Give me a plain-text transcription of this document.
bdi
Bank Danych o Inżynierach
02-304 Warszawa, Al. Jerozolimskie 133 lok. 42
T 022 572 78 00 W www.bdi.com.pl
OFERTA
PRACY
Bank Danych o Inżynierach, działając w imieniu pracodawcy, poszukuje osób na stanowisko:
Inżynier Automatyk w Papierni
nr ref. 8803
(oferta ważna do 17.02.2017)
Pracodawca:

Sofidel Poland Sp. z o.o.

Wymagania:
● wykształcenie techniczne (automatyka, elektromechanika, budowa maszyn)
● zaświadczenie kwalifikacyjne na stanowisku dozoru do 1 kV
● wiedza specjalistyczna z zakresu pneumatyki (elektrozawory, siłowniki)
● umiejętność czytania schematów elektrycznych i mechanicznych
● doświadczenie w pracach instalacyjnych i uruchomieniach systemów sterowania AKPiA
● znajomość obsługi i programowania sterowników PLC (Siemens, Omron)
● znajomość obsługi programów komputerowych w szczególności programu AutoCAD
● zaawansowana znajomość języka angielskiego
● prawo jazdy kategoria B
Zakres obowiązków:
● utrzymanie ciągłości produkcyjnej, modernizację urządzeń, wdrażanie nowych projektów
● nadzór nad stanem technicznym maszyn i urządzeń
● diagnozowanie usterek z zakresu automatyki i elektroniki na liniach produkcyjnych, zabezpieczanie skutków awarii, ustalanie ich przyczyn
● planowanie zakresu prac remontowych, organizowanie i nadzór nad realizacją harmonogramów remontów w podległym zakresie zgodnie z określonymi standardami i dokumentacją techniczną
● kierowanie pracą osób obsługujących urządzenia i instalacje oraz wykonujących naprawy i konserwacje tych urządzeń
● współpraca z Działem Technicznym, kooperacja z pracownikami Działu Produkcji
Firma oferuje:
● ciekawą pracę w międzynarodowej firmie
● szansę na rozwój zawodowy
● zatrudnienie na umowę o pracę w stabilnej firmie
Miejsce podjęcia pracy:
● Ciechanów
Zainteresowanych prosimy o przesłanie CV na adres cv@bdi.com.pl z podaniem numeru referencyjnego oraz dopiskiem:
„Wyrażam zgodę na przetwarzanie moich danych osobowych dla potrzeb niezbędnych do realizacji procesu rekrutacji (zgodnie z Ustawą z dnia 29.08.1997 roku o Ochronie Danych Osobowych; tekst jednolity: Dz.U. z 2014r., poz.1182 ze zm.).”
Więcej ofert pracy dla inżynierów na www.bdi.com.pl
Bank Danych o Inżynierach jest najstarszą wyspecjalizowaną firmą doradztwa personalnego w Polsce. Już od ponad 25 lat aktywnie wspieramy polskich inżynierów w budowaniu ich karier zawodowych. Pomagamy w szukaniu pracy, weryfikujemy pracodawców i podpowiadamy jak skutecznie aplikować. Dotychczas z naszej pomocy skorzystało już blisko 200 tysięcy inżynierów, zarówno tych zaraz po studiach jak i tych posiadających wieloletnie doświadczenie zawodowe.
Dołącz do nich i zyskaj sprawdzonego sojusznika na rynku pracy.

-- -- --

GIVEN INSTRUCTION:
Each record should come back exactly as written.

CORRECT ANSWER:
Give me a plain-text transcription of this document.
bdi
Bank Danych o Inżynierach
02-304 Warszawa, Al. Jerozolimskie 133 lok. 42
T 022 572 78 00 W www.bdi.com.pl
OFERTA
PRACY
Bank Danych o Inżynierach, działając w imieniu pracodawcy, poszukuje osób na stanowisko:
Inżynier Automatyk w Papierni
nr ref. 8803
(oferta ważna do 17.02.2017)
Pracodawca:

Sofidel Poland Sp. z o.o.

Wymagania:
● wykształcenie techniczne (automatyka, elektromechanika, budowa maszyn)
● zaświadczenie kwalifikacyjne na stanowisku dozoru do 1 kV
● wiedza specjalistyczna z zakresu pneumatyki (elektrozawory, siłowniki)
● umiejętność czytania schematów elektrycznych i mechanicznych
● doświadczenie w pracach instalacyjnych i uruchomieniach systemów sterowania AKPiA
● znajomość obsługi i programowania sterowników PLC (Siemens, Omron)
● znajomość obsługi programów komputerowych w szczególności programu AutoCAD
● zaawansowana znajomość języka angielskiego
● prawo jazdy kategoria B
Zakres obowiązków:
● utrzymanie ciągłości produkcyjnej, modernizację urządzeń, wdrażanie nowych projektów
● nadzór nad stanem technicznym maszyn i urządzeń
● diagnozowanie usterek z zakresu automatyki i elektroniki na liniach produkcyjnych, zabezpieczanie skutków awarii, ustalanie ich przyczyn
● planowanie zakresu prac remontowych, organizowanie i nadzór nad realizacją harmonogramów remontów w podległym zakresie zgodnie z określonymi standardami i dokumentacją techniczną
● kierowanie pracą osób obsługujących urządzenia i instalacje oraz wykonujących naprawy i konserwacje tych urządzeń
● współpraca z Działem Technicznym, kooperacja z pracownikami Działu Produkcji
Firma oferuje:
● ciekawą pracę w międzynarodowej firmie
● szansę na rozwój zawodowy
● zatrudnienie na umowę o pracę w stabilnej firmie
Miejsce podjęcia pracy:
● Ciechanów
Zainteresowanych prosimy o przesłanie CV na adres cv@bdi.com.pl z podaniem numeru referencyjnego oraz dopiskiem:
„Wyrażam zgodę na przetwarzanie moich danych osobowych dla potrzeb niezbędnych do realizacji procesu rekrutacji (zgodnie z Ustawą z dnia 29.08.1997 roku o Ochronie Danych Osobowych; tekst jednolity: Dz.U. z 2014r., poz.1182 ze zm.).”
Więcej ofert pracy dla inżynierów na www.bdi.com.pl
Bank Danych o Inżynierach jest najstarszą wyspecjalizowaną firmą doradztwa personalnego w Polsce. Już od ponad 25 lat aktywnie wspieramy polskich inżynierów w budowaniu ich karier zawodowych. Pomagamy w szukaniu pracy, weryfikujemy pracodawców i podpowiadamy jak skutecznie aplikować. Dotychczas z naszej pomocy skorzystało już blisko 200 tysięcy inżynierów, zarówno tych zaraz po studiach jak i tych posiadających wieloletnie doświadczenie zawodowe.
Dołącz do nich i zyskaj sprawdzonego sojusznika na rynku pracy.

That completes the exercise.